▸ **Aim**
State how many lines include "JSON", giving the number by itself.

-----

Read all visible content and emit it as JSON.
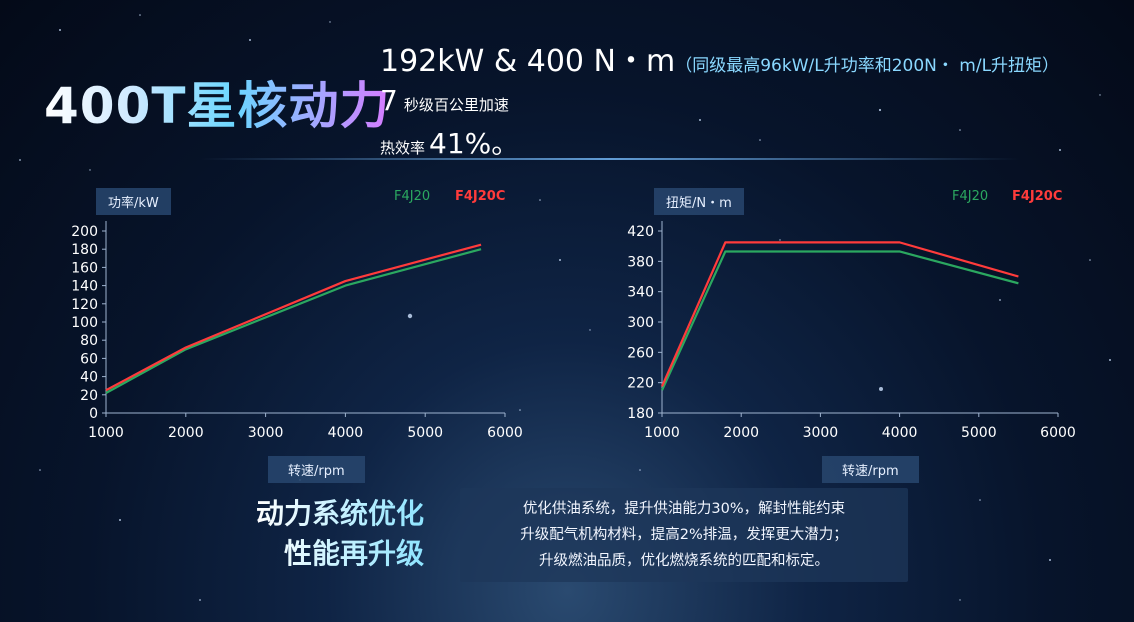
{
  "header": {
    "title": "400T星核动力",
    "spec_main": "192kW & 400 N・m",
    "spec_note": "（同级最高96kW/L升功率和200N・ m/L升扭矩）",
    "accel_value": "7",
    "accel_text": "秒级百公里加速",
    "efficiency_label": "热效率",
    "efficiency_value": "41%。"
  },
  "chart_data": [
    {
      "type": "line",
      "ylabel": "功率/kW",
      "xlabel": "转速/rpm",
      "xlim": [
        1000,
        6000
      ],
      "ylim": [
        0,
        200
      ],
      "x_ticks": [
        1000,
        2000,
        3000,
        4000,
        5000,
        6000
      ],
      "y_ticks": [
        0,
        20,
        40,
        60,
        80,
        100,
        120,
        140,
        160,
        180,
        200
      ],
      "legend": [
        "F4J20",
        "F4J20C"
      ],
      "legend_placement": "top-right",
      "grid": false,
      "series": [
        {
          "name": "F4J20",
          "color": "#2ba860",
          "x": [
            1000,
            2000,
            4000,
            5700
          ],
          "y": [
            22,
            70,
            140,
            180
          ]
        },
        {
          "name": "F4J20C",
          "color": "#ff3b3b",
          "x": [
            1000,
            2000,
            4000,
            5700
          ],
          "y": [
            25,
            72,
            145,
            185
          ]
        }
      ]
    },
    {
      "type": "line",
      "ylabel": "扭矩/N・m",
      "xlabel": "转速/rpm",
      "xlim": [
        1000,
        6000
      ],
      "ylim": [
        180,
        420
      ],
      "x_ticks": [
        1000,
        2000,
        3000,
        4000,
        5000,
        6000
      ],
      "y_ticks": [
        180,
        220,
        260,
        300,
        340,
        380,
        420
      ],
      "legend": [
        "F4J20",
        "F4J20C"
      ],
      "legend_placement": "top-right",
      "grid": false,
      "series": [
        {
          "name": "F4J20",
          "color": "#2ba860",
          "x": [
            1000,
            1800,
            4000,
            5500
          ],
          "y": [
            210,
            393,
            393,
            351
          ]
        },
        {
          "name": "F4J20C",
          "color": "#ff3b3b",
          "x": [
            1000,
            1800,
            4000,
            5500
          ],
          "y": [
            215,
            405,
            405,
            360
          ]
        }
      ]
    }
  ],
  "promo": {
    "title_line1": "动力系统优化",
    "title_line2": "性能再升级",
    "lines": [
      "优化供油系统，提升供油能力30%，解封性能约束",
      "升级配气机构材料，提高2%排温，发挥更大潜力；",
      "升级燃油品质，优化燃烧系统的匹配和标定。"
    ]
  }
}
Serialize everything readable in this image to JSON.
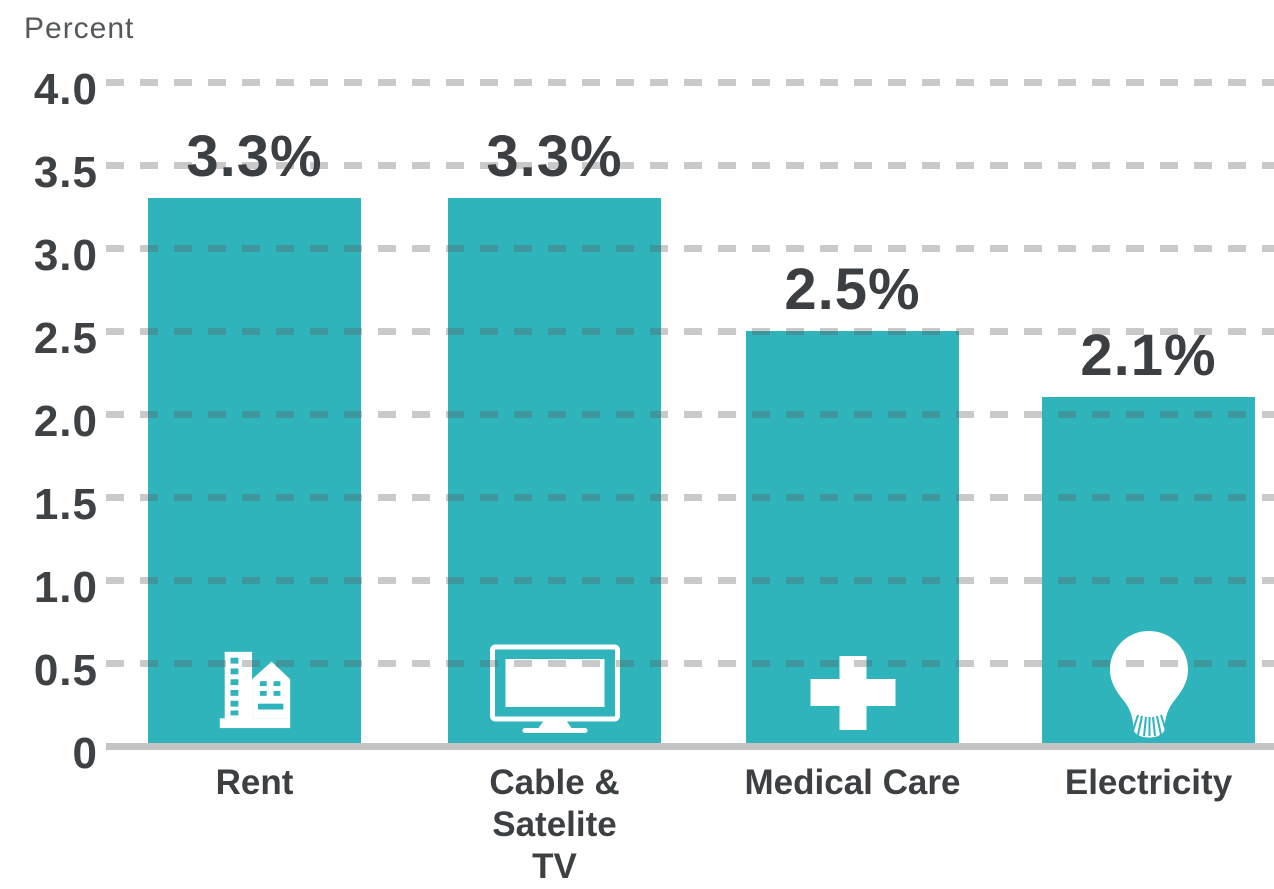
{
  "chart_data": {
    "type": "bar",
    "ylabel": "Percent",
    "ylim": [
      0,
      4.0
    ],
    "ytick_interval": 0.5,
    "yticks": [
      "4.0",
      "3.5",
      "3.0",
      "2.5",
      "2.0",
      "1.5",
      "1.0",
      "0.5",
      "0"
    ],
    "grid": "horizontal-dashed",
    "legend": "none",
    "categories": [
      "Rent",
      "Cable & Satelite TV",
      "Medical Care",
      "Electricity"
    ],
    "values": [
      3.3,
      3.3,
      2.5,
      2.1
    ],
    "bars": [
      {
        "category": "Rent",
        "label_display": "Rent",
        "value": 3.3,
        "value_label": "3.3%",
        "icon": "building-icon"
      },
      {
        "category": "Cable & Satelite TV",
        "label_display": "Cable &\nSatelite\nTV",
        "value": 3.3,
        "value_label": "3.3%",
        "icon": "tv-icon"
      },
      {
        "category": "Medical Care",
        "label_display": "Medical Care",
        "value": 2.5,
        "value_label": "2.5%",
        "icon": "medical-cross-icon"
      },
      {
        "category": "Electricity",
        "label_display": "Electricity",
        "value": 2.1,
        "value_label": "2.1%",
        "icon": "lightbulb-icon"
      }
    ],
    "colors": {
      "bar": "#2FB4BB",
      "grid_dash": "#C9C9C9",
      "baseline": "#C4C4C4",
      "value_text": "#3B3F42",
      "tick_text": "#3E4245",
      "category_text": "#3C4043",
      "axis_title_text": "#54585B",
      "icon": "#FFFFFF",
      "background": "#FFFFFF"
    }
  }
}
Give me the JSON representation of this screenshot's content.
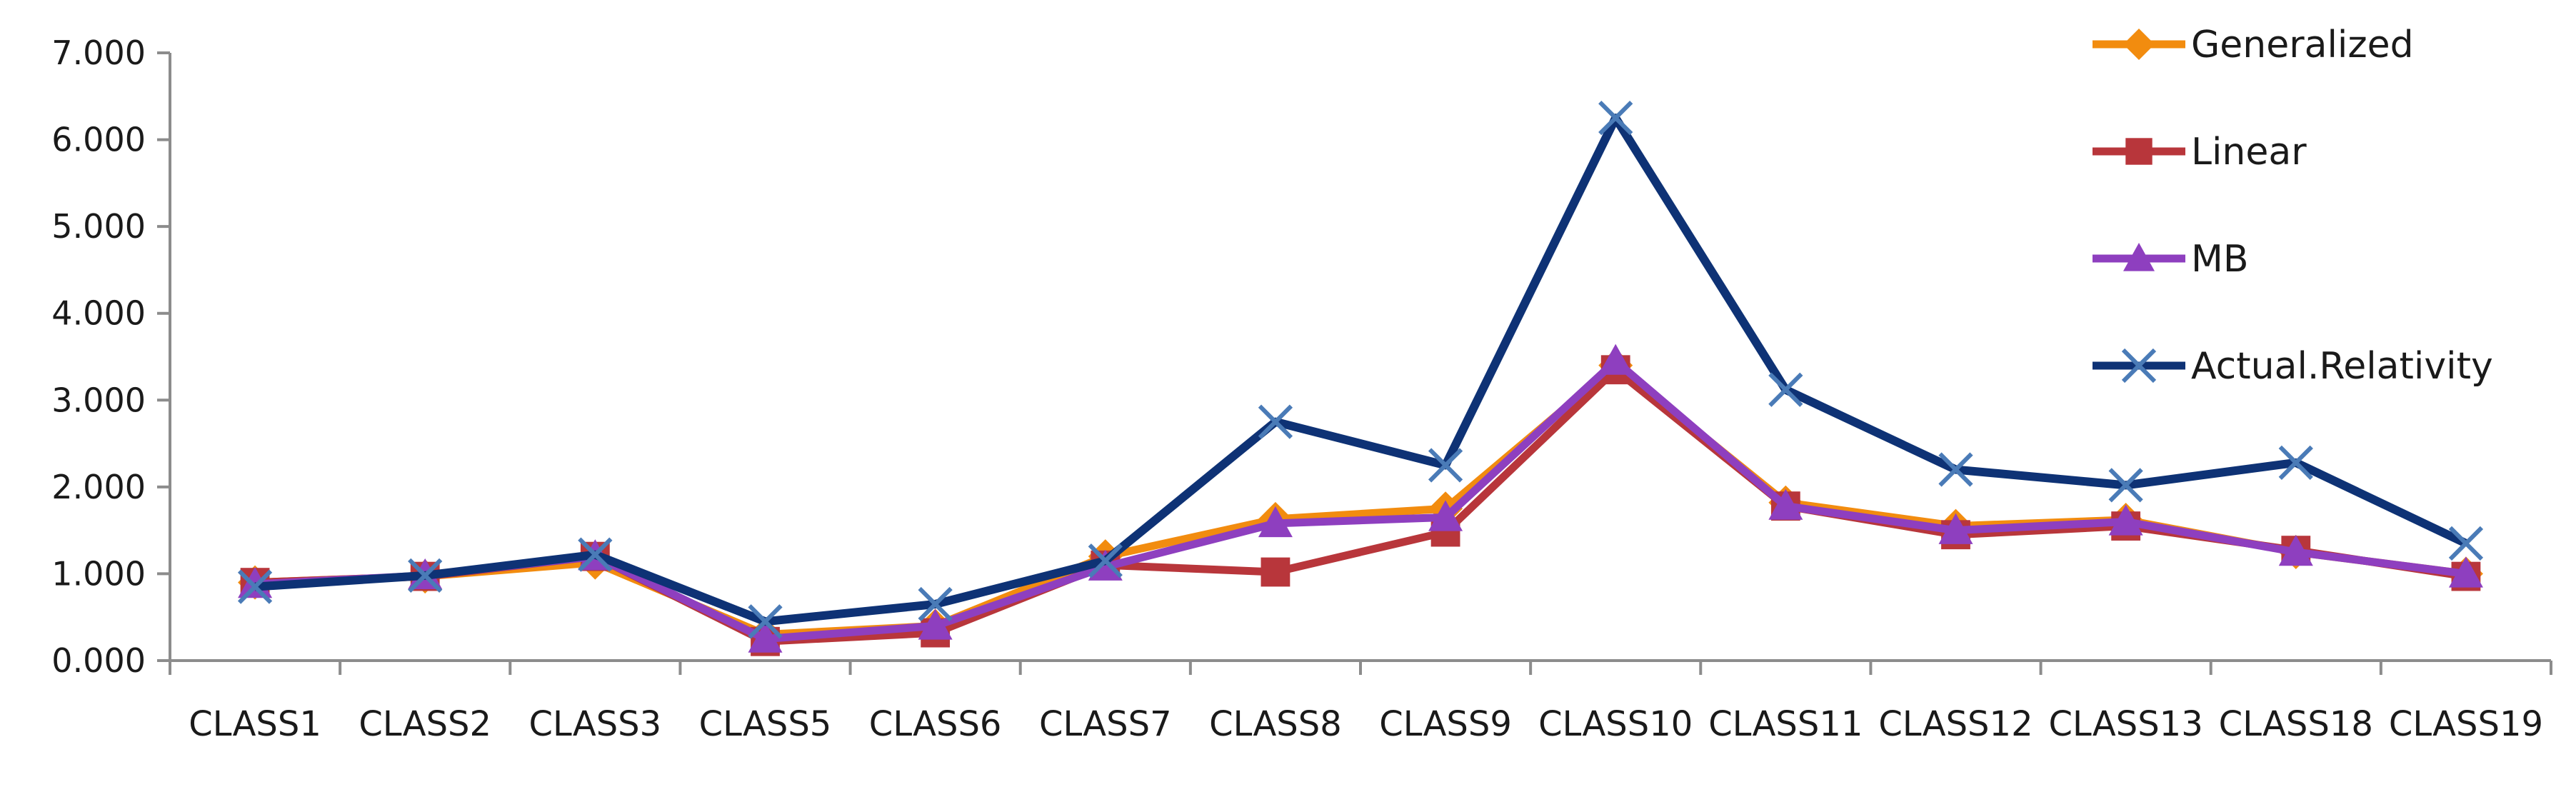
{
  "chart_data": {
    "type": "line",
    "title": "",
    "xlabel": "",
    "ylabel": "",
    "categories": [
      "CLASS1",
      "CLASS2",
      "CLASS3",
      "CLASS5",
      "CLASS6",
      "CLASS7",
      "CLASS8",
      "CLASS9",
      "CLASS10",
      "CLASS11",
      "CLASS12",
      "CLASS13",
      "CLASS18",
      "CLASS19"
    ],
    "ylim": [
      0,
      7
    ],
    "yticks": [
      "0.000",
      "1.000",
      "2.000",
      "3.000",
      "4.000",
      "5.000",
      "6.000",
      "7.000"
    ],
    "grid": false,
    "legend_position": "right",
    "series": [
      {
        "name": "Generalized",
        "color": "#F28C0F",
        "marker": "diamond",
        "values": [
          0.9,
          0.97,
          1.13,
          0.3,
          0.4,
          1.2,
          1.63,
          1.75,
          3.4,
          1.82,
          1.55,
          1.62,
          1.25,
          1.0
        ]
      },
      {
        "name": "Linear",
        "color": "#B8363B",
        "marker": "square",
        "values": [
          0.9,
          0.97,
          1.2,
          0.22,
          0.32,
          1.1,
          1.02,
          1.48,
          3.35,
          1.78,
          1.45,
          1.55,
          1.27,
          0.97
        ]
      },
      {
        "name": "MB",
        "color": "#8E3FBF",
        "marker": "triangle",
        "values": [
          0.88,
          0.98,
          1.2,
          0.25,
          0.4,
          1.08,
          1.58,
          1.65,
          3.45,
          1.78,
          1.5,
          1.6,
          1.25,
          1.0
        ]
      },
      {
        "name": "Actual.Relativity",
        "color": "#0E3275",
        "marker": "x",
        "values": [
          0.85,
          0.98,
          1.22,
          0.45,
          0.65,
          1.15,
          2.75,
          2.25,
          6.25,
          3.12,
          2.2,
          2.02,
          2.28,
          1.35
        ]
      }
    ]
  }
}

-----

▸ **Complete response**
3